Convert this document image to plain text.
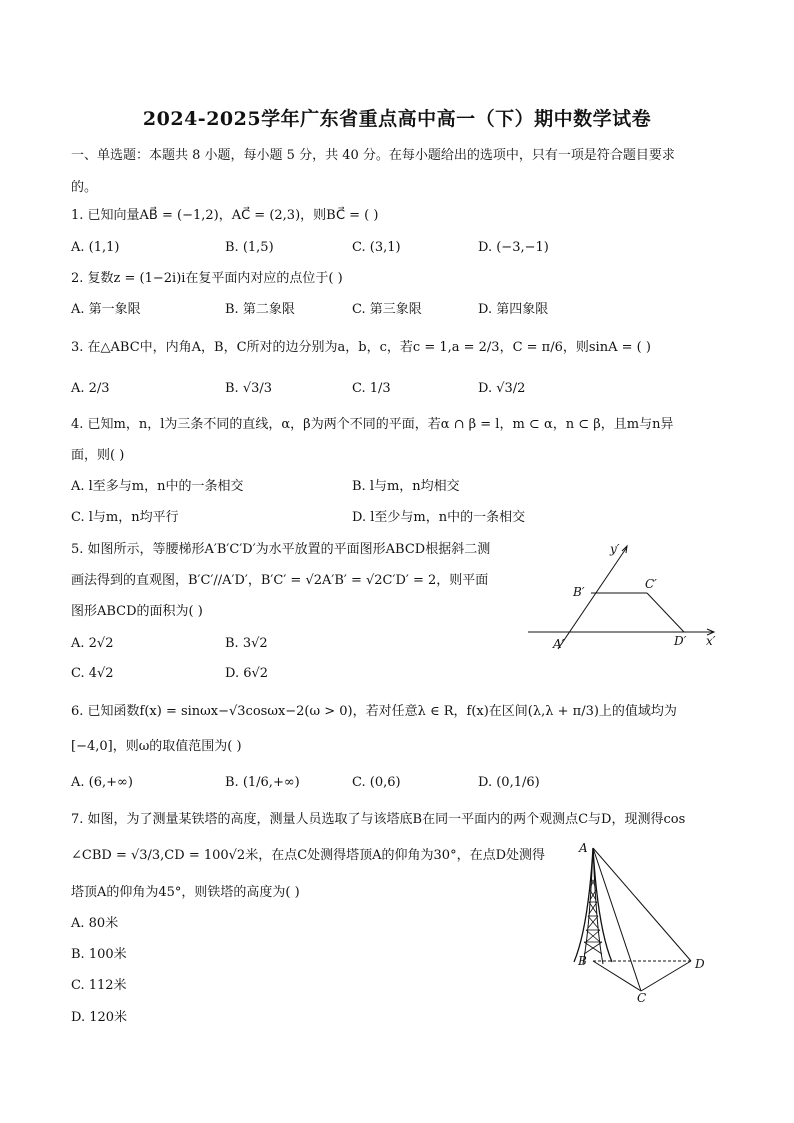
2024-2025学年广东省重点高中高一（下）期中数学试卷
一、单选题：本题共 8 小题，每小题 5 分，共 40 分。在每小题给出的选项中，只有一项是符合题目要求
的。
1. 已知向量AB⃗ = (−1,2)，AC⃗ = (2,3)，则BC⃗ = ( )
A. (1,1)	B. (1,5)	C. (3,1)	D. (−3,−1)
2. 复数z = (1−2i)i在复平面内对应的点位于( )
A. 第一象限	B. 第二象限	C. 第三象限	D. 第四象限
3. 在△ABC中，内角A，B，C所对的边分别为a，b，c，若c = 1,a = 2/3，C = π/6，则sinA = ( )
A. 2/3	B. √3/3	C. 1/3	D. √3/2
4. 已知m，n，l为三条不同的直线，α，β为两个不同的平面，若α ∩ β = l，m ⊂ α，n ⊂ β，且m与n异
面，则( )
A. l至多与m，n中的一条相交	B. l与m，n均相交
C. l与m，n均平行	D. l至少与m，n中的一条相交
5. 如图所示，等腰梯形A′B′C′D′为水平放置的平面图形ABCD根据斜二测
画法得到的直观图，B′C′//A′D′，B′C′ = √2A′B′ = √2C′D′ = 2，则平面
图形ABCD的面积为( )
A. 2√2	B. 3√2
C. 4√2	D. 6√2
y′
B′
C′
A′	D′ x′
6. 已知函数f(x) = sinωx−√3cosωx−2(ω > 0)，若对任意λ ∈ R，f(x)在区间(λ,λ + π/3)上的值域均为
[−4,0]，则ω的取值范围为( )
A. (6,+∞)	B. (1/6,+∞)	C. (0,6)	D. (0,1/6)
7. 如图，为了测量某铁塔的高度，测量人员选取了与该塔底B在同一平面内的两个观测点C与D，现测得cos
∠CBD = √3/3,CD = 100√2米，在点C处测得塔顶A的仰角为30°，在点D处测得
塔顶A的仰角为45°，则铁塔的高度为( )
A. 80米
B. 100米
C. 112米
D. 120米
A
B
C
D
============================================================
Objective => The pictures should not appear in the copy; every other part of the records above must be returned exactly.

Final result =>
Convert this document image to plain text.
2024-2025学年广东省重点高中高一（下）期中数学试卷
一、单选题：本题共 8 小题，每小题 5 分，共 40 分。在每小题给出的选项中，只有一项是符合题目要求
的。
1. 已知向量AB⃗ = (−1,2)，AC⃗ = (2,3)，则BC⃗ = ( )
A. (1,1)	B. (1,5)	C. (3,1)	D. (−3,−1)
2. 复数z = (1−2i)i在复平面内对应的点位于( )
A. 第一象限	B. 第二象限	C. 第三象限	D. 第四象限
3. 在△ABC中，内角A，B，C所对的边分别为a，b，c，若c = 1,a = 2/3，C = π/6，则sinA = ( )
A. 2/3	B. √3/3	C. 1/3	D. √3/2
4. 已知m，n，l为三条不同的直线，α，β为两个不同的平面，若α ∩ β = l，m ⊂ α，n ⊂ β，且m与n异
面，则( )
A. l至多与m，n中的一条相交	B. l与m，n均相交
C. l与m，n均平行	D. l至少与m，n中的一条相交
5. 如图所示，等腰梯形A′B′C′D′为水平放置的平面图形ABCD根据斜二测
画法得到的直观图，B′C′//A′D′，B′C′ = √2A′B′ = √2C′D′ = 2，则平面
图形ABCD的面积为( )
A. 2√2	B. 3√2
C. 4√2	D. 6√2
y′
B′
C′
A′	D′ x′
6. 已知函数f(x) = sinωx−√3cosωx−2(ω > 0)，若对任意λ ∈ R，f(x)在区间(λ,λ + π/3)上的值域均为
[−4,0]，则ω的取值范围为( )
A. (6,+∞)	B. (1/6,+∞)	C. (0,6)	D. (0,1/6)
7. 如图，为了测量某铁塔的高度，测量人员选取了与该塔底B在同一平面内的两个观测点C与D，现测得cos
∠CBD = √3/3,CD = 100√2米，在点C处测得塔顶A的仰角为30°，在点D处测得
塔顶A的仰角为45°，则铁塔的高度为( )
A. 80米
B. 100米
C. 112米
D. 120米
A
B
C
D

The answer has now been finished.